What is required
Go through the entries below and pick out every line with "loan".

Saved data entries
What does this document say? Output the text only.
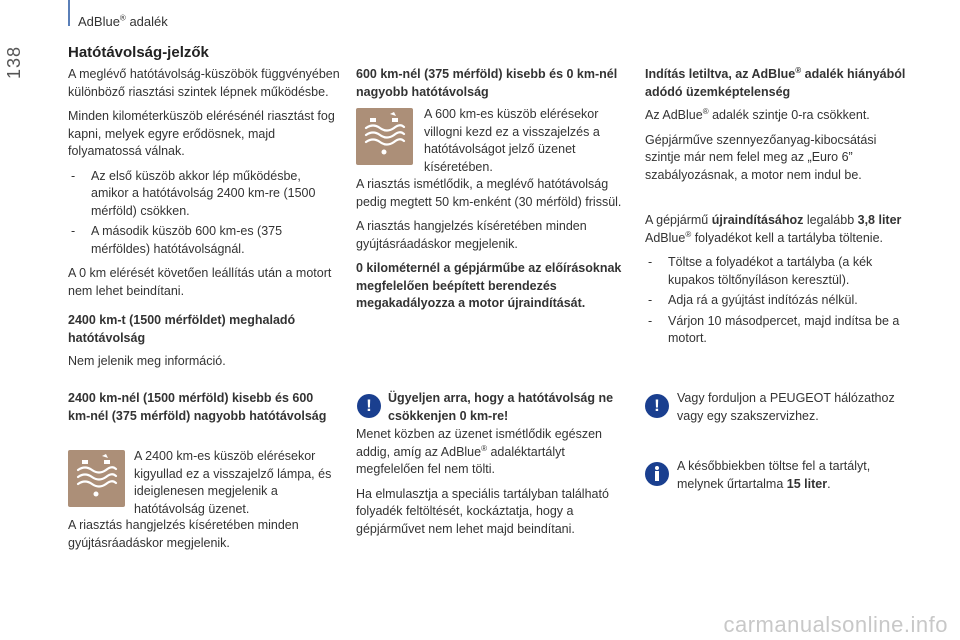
AdBlue® adalék
138	Hatótávolság-jelzők

A meglévő hatótávolság-küszöbök függvényében különböző riasztási szintek lépnek működésbe.

Minden kilométerküszöb elérésénél riasztást fog kapni, melyek egyre erődösnek, majd folyamatossá válnak.

- Az első küszöb akkor lép működésbe, amikor a hatótávolság 2400 km-re (1500 mérföld) csökken.
- A második küszöb 600 km-es (375 mérföldes) hatótávolságnál.

A 0 km elérését követően leállítás után a motort nem lehet beindítani.

2400 km-t (1500 mérföldet) meghaladó hatótávolság

Nem jelenik meg információ.

2400 km-nél (1500 mérföld) kisebb és 600 km-nél (375 mérföld) nagyobb hatótávolság

A 2400 km-es küszöb elérésekor kigyullad ez a visszajelző lámpa, és ideiglenesen megjelenik a hatótávolság üzenet.

A riasztás hangjelzés kíséretében minden gyújtásráadáskor megjelenik.

600 km-nél (375 mérföld) kisebb és 0 km-nél nagyobb hatótávolság

A 600 km-es küszöb elérésekor villogni kezd ez a visszajelzés a hatótávolságot jelző üzenet kíséretében.

A riasztás ismétlődik, a meglévő hatótávolság pedig megtett 50 km-enként (30 mérföld) frissül.

A riasztás hangjelzés kíséretében minden gyújtásráadáskor megjelenik.

0 kilométernél a gépjárműbe az előírásoknak megfelelően beépített berendezés megakadályozza a motor újraindítását.

!	Ügyeljen arra, hogy a hatótávolság ne csökkenjen 0 km-re!

Menet közben az üzenet ismétlődik egészen addig, amíg az AdBlue® adaléktartályt megfelelően fel nem tölti.

Ha elmulasztja a speciális tartályban található folyadék feltöltését, kockáztatja, hogy a gépjárművet nem lehet majd beindítani.

Indítás letiltva, az AdBlue® adalék hiányából adódó üzemképtelenség

Az AdBlue® adalék szintje 0-ra csökkent.

Gépjárműve szennyezőanyag-kibocsátási szintje már nem felel meg az „Euro 6” szabályozásnak, a motor nem indul be.

A gépjármű újraindításához legalább 3,8 liter AdBlue® folyadékot kell a tartályba töltenie.

- Töltse a folyadékot a tartályba (a kék kupakos töltőnyíláson keresztül).
- Adja rá a gyújtást indítózás nélkül.
- Várjon 10 másodpercet, majd indítsa be a motort.
!	Vagy forduljon a PEUGEOT hálózathoz vagy egy szakszervizhez.
A későbbiekben töltse fel a tartályt, melynek űrtartalma 15 liter.
carmanualsonline.info
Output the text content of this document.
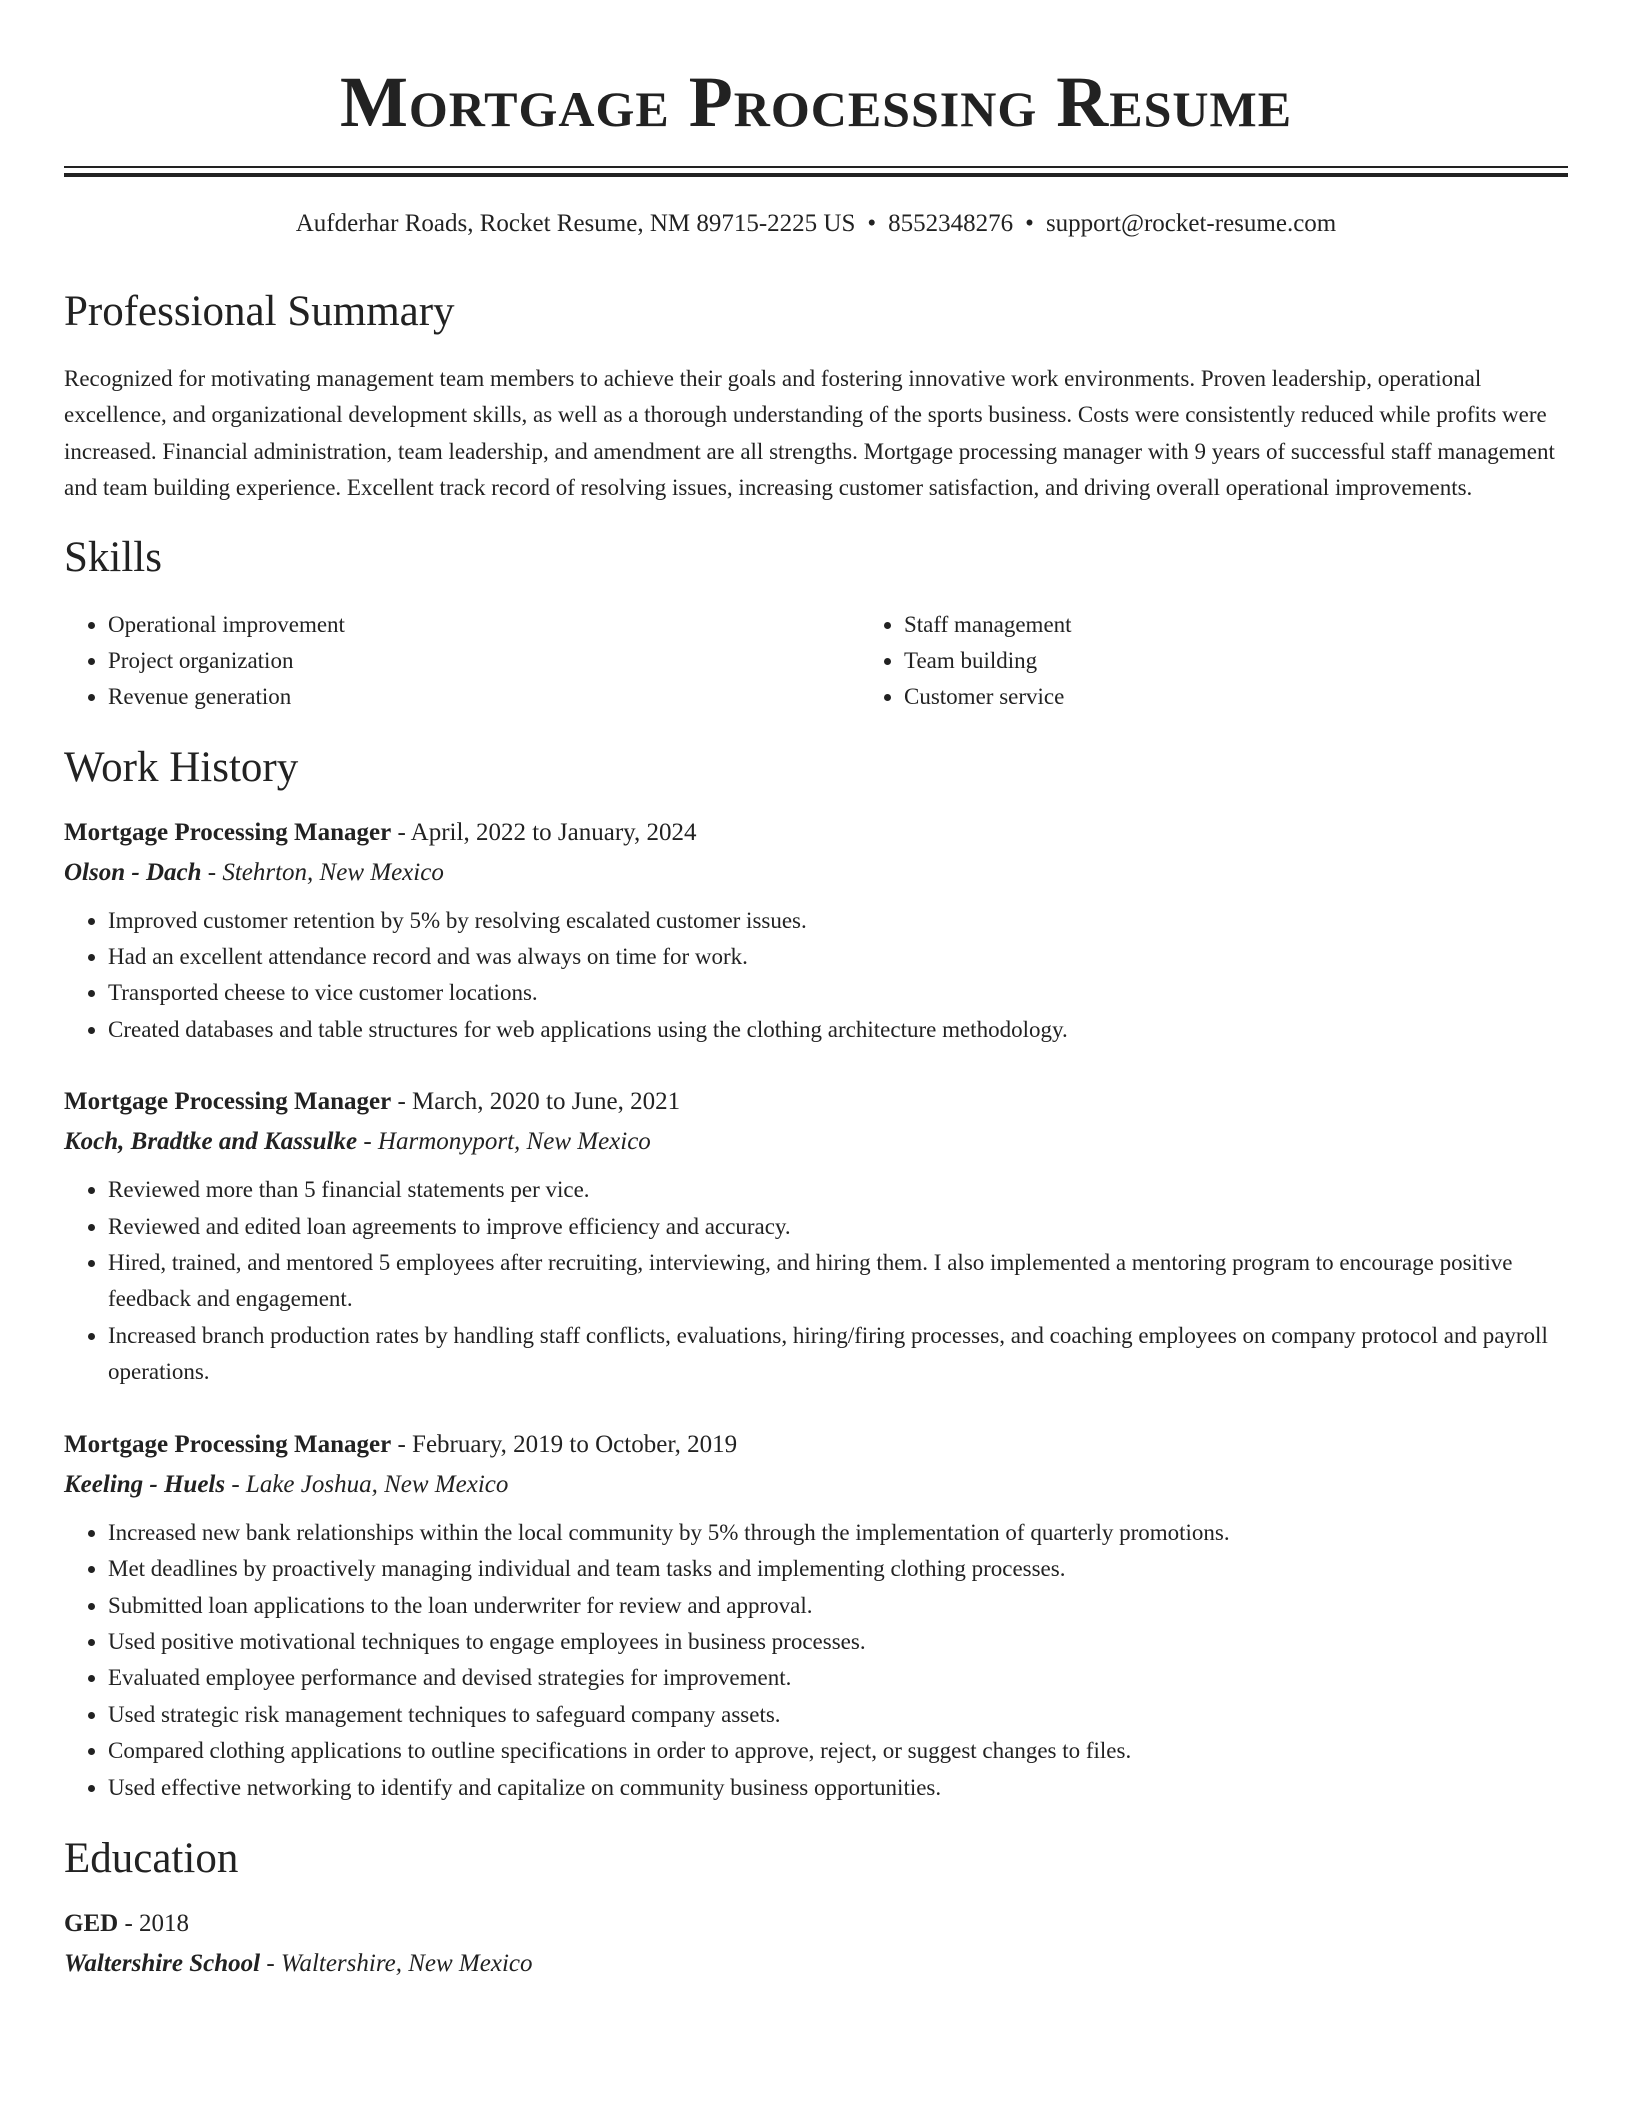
Mortgage Processing Resume
Aufderhar Roads, Rocket Resume, NM 89715-2225 US • 8552348276 • support@rocket-resume.com
Professional Summary

Recognized for motivating management team members to achieve their goals and fostering innovative work environments. Proven leadership, operational excellence, and organizational development skills, as well as a thorough understanding of the sports business. Costs were consistently reduced while profits were increased. Financial administration, team leadership, and amendment are all strengths. Mortgage processing manager with 9 years of successful staff management and team building experience. Excellent track record of resolving issues, increasing customer satisfaction, and driving overall operational improvements.

Skills
• Operational improvement
• Project organization
• Revenue generation
• Staff management
• Team building
• Customer service
Work History
Mortgage Processing Manager - April, 2022 to January, 2024
Olson - Dach - Stehrton, New Mexico
• Improved customer retention by 5% by resolving escalated customer issues.
• Had an excellent attendance record and was always on time for work.
• Transported cheese to vice customer locations.
• Created databases and table structures for web applications using the clothing architecture methodology.
Mortgage Processing Manager - March, 2020 to June, 2021
Koch, Bradtke and Kassulke - Harmonyport, New Mexico
• Reviewed more than 5 financial statements per vice.
• Reviewed and edited loan agreements to improve efficiency and accuracy.
• Hired, trained, and mentored 5 employees after recruiting, interviewing, and hiring them. I also implemented a mentoring program to encourage positive feedback and engagement.
• Increased branch production rates by handling staff conflicts, evaluations, hiring/firing processes, and coaching employees on company protocol and payroll operations.
Mortgage Processing Manager - February, 2019 to October, 2019
Keeling - Huels - Lake Joshua, New Mexico
• Increased new bank relationships within the local community by 5% through the implementation of quarterly promotions.
• Met deadlines by proactively managing individual and team tasks and implementing clothing processes.
• Submitted loan applications to the loan underwriter for review and approval.
• Used positive motivational techniques to engage employees in business processes.
• Evaluated employee performance and devised strategies for improvement.
• Used strategic risk management techniques to safeguard company assets.
• Compared clothing applications to outline specifications in order to approve, reject, or suggest changes to files.
• Used effective networking to identify and capitalize on community business opportunities.
Education
GED - 2018
Waltershire School - Waltershire, New Mexico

Task solution
• Reviewed and edited loan agreements to improve efficiency and accuracy.
• Submitted loan applications to the loan underwriter for review and approval.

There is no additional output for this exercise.